-- EXERCISE DIRECTIONS --
Copy every line of the data exactly, leaving nothing out.

-- RECORDS PROVIDED --

╔══

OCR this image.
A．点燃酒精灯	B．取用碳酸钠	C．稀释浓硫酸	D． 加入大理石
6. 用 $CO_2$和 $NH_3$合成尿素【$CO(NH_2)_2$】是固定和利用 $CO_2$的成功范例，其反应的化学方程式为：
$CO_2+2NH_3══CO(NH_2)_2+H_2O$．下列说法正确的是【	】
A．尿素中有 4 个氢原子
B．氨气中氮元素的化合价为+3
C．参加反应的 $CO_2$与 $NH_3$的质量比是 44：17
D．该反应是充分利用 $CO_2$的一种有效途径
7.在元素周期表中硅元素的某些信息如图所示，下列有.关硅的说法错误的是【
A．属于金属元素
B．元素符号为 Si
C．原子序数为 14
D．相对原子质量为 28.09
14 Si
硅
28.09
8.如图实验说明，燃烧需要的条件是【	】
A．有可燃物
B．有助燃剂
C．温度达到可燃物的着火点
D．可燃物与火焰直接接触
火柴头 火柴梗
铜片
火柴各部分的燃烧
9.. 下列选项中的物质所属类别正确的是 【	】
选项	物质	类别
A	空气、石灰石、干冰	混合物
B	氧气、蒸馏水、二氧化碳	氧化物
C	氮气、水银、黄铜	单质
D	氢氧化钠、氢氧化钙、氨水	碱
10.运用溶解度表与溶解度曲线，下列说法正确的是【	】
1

╚══

-- RESPONSE TO THIS TASK --
OCR this image.
A．点燃酒精灯	B．取用碳酸钠	C．稀释浓硫酸	D． 加入大理石
6. 用 $CO_2$和 $NH_3$合成尿素【$CO(NH_2)_2$】是固定和利用 $CO_2$的成功范例，其反应的化学方程式为：
$CO_2+2NH_3══CO(NH_2)_2+H_2O$．下列说法正确的是【	】
A．尿素中有 4 个氢原子
B．氨气中氮元素的化合价为+3
C．参加反应的 $CO_2$与 $NH_3$的质量比是 44：17
D．该反应是充分利用 $CO_2$的一种有效途径
7.在元素周期表中硅元素的某些信息如图所示，下列有.关硅的说法错误的是【
A．属于金属元素
B．元素符号为 Si
C．原子序数为 14
D．相对原子质量为 28.09
14 Si
硅
28.09
8.如图实验说明，燃烧需要的条件是【	】
A．有可燃物
B．有助燃剂
C．温度达到可燃物的着火点
D．可燃物与火焰直接接触
火柴头 火柴梗
铜片
火柴各部分的燃烧
9.. 下列选项中的物质所属类别正确的是 【	】
选项	物质	类别
A	空气、石灰石、干冰	混合物
B	氧气、蒸馏水、二氧化碳	氧化物
C	氮气、水银、黄铜	单质
D	氢氧化钠、氢氧化钙、氨水	碱
10.运用溶解度表与溶解度曲线，下列说法正确的是【	】
1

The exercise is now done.